== Extracted material

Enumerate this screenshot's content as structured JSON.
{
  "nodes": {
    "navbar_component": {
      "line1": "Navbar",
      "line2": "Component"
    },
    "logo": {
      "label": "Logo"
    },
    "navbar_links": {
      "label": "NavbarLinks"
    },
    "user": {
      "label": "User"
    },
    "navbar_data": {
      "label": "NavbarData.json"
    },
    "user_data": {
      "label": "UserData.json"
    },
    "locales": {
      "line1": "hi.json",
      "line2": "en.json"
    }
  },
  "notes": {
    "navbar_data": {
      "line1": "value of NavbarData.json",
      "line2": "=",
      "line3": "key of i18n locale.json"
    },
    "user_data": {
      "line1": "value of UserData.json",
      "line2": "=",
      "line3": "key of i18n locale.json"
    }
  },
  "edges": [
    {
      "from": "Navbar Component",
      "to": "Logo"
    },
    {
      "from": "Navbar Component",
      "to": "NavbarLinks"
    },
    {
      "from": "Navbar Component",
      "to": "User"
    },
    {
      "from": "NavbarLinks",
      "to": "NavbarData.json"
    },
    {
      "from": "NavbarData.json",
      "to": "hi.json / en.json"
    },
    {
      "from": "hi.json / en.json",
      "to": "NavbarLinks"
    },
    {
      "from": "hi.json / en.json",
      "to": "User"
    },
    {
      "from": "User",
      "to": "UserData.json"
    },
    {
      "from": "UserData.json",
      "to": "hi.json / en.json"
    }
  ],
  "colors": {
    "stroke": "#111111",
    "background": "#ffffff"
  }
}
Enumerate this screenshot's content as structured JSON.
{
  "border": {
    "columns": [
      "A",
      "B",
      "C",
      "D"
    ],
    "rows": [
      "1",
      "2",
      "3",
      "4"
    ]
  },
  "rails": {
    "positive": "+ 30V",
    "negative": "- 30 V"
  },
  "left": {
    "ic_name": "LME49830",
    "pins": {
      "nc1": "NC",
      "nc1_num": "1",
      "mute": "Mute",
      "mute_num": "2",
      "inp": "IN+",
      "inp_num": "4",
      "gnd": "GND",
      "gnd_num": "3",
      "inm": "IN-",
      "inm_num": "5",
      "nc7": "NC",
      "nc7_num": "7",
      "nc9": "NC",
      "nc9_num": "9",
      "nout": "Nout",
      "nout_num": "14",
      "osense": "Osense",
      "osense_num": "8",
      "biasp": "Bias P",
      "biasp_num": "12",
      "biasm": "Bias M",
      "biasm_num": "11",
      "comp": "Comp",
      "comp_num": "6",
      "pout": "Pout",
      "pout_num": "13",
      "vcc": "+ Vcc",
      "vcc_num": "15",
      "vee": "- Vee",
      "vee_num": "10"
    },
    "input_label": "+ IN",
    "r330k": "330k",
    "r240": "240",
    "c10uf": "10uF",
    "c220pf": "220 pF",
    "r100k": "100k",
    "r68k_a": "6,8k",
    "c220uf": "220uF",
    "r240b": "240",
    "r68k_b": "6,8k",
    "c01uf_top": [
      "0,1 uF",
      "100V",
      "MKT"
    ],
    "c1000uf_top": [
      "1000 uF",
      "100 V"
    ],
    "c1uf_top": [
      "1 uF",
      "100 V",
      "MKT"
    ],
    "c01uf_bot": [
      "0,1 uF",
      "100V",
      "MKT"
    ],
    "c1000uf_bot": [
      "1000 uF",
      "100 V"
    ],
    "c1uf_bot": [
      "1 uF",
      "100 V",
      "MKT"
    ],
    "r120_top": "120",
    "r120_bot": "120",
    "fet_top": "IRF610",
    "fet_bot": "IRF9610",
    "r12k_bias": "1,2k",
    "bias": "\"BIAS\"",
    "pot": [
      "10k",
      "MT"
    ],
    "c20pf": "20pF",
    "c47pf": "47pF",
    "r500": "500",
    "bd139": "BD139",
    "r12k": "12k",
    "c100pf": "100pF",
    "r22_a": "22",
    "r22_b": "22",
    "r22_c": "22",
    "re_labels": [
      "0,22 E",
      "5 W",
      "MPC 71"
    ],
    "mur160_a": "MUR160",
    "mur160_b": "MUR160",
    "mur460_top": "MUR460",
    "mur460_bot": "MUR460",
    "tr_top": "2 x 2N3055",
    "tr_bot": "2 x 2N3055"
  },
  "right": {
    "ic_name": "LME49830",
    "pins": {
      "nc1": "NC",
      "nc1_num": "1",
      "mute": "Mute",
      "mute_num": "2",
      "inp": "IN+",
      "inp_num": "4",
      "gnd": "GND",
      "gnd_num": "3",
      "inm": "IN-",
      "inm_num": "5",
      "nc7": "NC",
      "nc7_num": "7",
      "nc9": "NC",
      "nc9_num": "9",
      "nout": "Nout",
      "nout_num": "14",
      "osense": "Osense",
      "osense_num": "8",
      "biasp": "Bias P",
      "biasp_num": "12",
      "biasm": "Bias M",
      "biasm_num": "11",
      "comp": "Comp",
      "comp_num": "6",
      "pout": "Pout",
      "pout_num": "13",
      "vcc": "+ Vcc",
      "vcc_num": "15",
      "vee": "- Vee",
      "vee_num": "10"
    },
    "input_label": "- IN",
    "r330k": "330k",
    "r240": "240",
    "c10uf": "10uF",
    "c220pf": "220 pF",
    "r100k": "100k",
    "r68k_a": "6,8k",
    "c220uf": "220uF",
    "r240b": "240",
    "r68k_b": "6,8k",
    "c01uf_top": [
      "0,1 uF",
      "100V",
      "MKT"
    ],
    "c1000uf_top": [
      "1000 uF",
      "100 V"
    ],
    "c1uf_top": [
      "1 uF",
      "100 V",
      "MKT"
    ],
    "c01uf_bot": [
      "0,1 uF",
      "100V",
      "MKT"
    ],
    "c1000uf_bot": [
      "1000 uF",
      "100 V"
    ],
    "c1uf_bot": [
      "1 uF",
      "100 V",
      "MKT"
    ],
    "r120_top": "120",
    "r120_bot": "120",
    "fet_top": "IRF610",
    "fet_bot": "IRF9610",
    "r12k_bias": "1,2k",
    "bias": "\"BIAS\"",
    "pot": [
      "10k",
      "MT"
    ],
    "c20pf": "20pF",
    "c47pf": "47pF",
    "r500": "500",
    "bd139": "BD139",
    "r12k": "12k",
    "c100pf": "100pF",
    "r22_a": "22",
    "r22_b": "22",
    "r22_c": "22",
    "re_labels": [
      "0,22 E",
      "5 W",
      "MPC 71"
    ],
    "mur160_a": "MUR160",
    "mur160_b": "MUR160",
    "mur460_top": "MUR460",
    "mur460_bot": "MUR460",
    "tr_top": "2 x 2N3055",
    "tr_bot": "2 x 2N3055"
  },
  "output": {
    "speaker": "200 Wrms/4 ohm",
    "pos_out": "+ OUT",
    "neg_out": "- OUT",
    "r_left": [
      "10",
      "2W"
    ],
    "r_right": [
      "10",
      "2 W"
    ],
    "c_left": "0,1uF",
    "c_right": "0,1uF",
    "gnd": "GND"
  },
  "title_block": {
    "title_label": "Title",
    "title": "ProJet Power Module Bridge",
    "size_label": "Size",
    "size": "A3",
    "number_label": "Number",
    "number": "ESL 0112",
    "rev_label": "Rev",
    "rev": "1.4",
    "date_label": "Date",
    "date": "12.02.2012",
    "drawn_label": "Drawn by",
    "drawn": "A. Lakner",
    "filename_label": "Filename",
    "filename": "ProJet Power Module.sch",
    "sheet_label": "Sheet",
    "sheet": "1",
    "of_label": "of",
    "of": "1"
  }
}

====

Repeat the material word for word, in full.

### [Written response]
Enumerate this screenshot's content as structured JSON.
{
  "nodes": {
    "navbar_component": {
      "line1": "Navbar",
      "line2": "Component"
    },
    "logo": {
      "label": "Logo"
    },
    "navbar_links": {
      "label": "NavbarLinks"
    },
    "user": {
      "label": "User"
    },
    "navbar_data": {
      "label": "NavbarData.json"
    },
    "user_data": {
      "label": "UserData.json"
    },
    "locales": {
      "line1": "hi.json",
      "line2": "en.json"
    }
  },
  "notes": {
    "navbar_data": {
      "line1": "value of NavbarData.json",
      "line2": "=",
      "line3": "key of i18n locale.json"
    },
    "user_data": {
      "line1": "value of UserData.json",
      "line2": "=",
      "line3": "key of i18n locale.json"
    }
  },
  "edges": [
    {
      "from": "Navbar Component",
      "to": "Logo"
    },
    {
      "from": "Navbar Component",
      "to": "NavbarLinks"
    },
    {
      "from": "Navbar Component",
      "to": "User"
    },
    {
      "from": "NavbarLinks",
      "to": "NavbarData.json"
    },
    {
      "from": "NavbarData.json",
      "to": "hi.json / en.json"
    },
    {
      "from": "hi.json / en.json",
      "to": "NavbarLinks"
    },
    {
      "from": "hi.json / en.json",
      "to": "User"
    },
    {
      "from": "User",
      "to": "UserData.json"
    },
    {
      "from": "UserData.json",
      "to": "hi.json / en.json"
    }
  ],
  "colors": {
    "stroke": "#111111",
    "background": "#ffffff"
  }
}
Enumerate this screenshot's content as structured JSON.
{
  "border": {
    "columns": [
      "A",
      "B",
      "C",
      "D"
    ],
    "rows": [
      "1",
      "2",
      "3",
      "4"
    ]
  },
  "rails": {
    "positive": "+ 30V",
    "negative": "- 30 V"
  },
  "left": {
    "ic_name": "LME49830",
    "pins": {
      "nc1": "NC",
      "nc1_num": "1",
      "mute": "Mute",
      "mute_num": "2",
      "inp": "IN+",
      "inp_num": "4",
      "gnd": "GND",
      "gnd_num": "3",
      "inm": "IN-",
      "inm_num": "5",
      "nc7": "NC",
      "nc7_num": "7",
      "nc9": "NC",
      "nc9_num": "9",
      "nout": "Nout",
      "nout_num": "14",
      "osense": "Osense",
      "osense_num": "8",
      "biasp": "Bias P",
      "biasp_num": "12",
      "biasm": "Bias M",
      "biasm_num": "11",
      "comp": "Comp",
      "comp_num": "6",
      "pout": "Pout",
      "pout_num": "13",
      "vcc": "+ Vcc",
      "vcc_num": "15",
      "vee": "- Vee",
      "vee_num": "10"
    },
    "input_label": "+ IN",
    "r330k": "330k",
    "r240": "240",
    "c10uf": "10uF",
    "c220pf": "220 pF",
    "r100k": "100k",
    "r68k_a": "6,8k",
    "c220uf": "220uF",
    "r240b": "240",
    "r68k_b": "6,8k",
    "c01uf_top": [
      "0,1 uF",
      "100V",
      "MKT"
    ],
    "c1000uf_top": [
      "1000 uF",
      "100 V"
    ],
    "c1uf_top": [
      "1 uF",
      "100 V",
      "MKT"
    ],
    "c01uf_bot": [
      "0,1 uF",
      "100V",
      "MKT"
    ],
    "c1000uf_bot": [
      "1000 uF",
      "100 V"
    ],
    "c1uf_bot": [
      "1 uF",
      "100 V",
      "MKT"
    ],
    "r120_top": "120",
    "r120_bot": "120",
    "fet_top": "IRF610",
    "fet_bot": "IRF9610",
    "r12k_bias": "1,2k",
    "bias": "\"BIAS\"",
    "pot": [
      "10k",
      "MT"
    ],
    "c20pf": "20pF",
    "c47pf": "47pF",
    "r500": "500",
    "bd139": "BD139",
    "r12k": "12k",
    "c100pf": "100pF",
    "r22_a": "22",
    "r22_b": "22",
    "r22_c": "22",
    "re_labels": [
      "0,22 E",
      "5 W",
      "MPC 71"
    ],
    "mur160_a": "MUR160",
    "mur160_b": "MUR160",
    "mur460_top": "MUR460",
    "mur460_bot": "MUR460",
    "tr_top": "2 x 2N3055",
    "tr_bot": "2 x 2N3055"
  },
  "right": {
    "ic_name": "LME49830",
    "pins": {
      "nc1": "NC",
      "nc1_num": "1",
      "mute": "Mute",
      "mute_num": "2",
      "inp": "IN+",
      "inp_num": "4",
      "gnd": "GND",
      "gnd_num": "3",
      "inm": "IN-",
      "inm_num": "5",
      "nc7": "NC",
      "nc7_num": "7",
      "nc9": "NC",
      "nc9_num": "9",
      "nout": "Nout",
      "nout_num": "14",
      "osense": "Osense",
      "osense_num": "8",
      "biasp": "Bias P",
      "biasp_num": "12",
      "biasm": "Bias M",
      "biasm_num": "11",
      "comp": "Comp",
      "comp_num": "6",
      "pout": "Pout",
      "pout_num": "13",
      "vcc": "+ Vcc",
      "vcc_num": "15",
      "vee": "- Vee",
      "vee_num": "10"
    },
    "input_label": "- IN",
    "r330k": "330k",
    "r240": "240",
    "c10uf": "10uF",
    "c220pf": "220 pF",
    "r100k": "100k",
    "r68k_a": "6,8k",
    "c220uf": "220uF",
    "r240b": "240",
    "r68k_b": "6,8k",
    "c01uf_top": [
      "0,1 uF",
      "100V",
      "MKT"
    ],
    "c1000uf_top": [
      "1000 uF",
      "100 V"
    ],
    "c1uf_top": [
      "1 uF",
      "100 V",
      "MKT"
    ],
    "c01uf_bot": [
      "0,1 uF",
      "100V",
      "MKT"
    ],
    "c1000uf_bot": [
      "1000 uF",
      "100 V"
    ],
    "c1uf_bot": [
      "1 uF",
      "100 V",
      "MKT"
    ],
    "r120_top": "120",
    "r120_bot": "120",
    "fet_top": "IRF610",
    "fet_bot": "IRF9610",
    "r12k_bias": "1,2k",
    "bias": "\"BIAS\"",
    "pot": [
      "10k",
      "MT"
    ],
    "c20pf": "20pF",
    "c47pf": "47pF",
    "r500": "500",
    "bd139": "BD139",
    "r12k": "12k",
    "c100pf": "100pF",
    "r22_a": "22",
    "r22_b": "22",
    "r22_c": "22",
    "re_labels": [
      "0,22 E",
      "5 W",
      "MPC 71"
    ],
    "mur160_a": "MUR160",
    "mur160_b": "MUR160",
    "mur460_top": "MUR460",
    "mur460_bot": "MUR460",
    "tr_top": "2 x 2N3055",
    "tr_bot": "2 x 2N3055"
  },
  "output": {
    "speaker": "200 Wrms/4 ohm",
    "pos_out": "+ OUT",
    "neg_out": "- OUT",
    "r_left": [
      "10",
      "2W"
    ],
    "r_right": [
      "10",
      "2 W"
    ],
    "c_left": "0,1uF",
    "c_right": "0,1uF",
    "gnd": "GND"
  },
  "title_block": {
    "title_label": "Title",
    "title": "ProJet Power Module Bridge",
    "size_label": "Size",
    "size": "A3",
    "number_label": "Number",
    "number": "ESL 0112",
    "rev_label": "Rev",
    "rev": "1.4",
    "date_label": "Date",
    "date": "12.02.2012",
    "drawn_label": "Drawn by",
    "drawn": "A. Lakner",
    "filename_label": "Filename",
    "filename": "ProJet Power Module.sch",
    "sheet_label": "Sheet",
    "sheet": "1",
    "of_label": "of",
    "of": "1"
  }
}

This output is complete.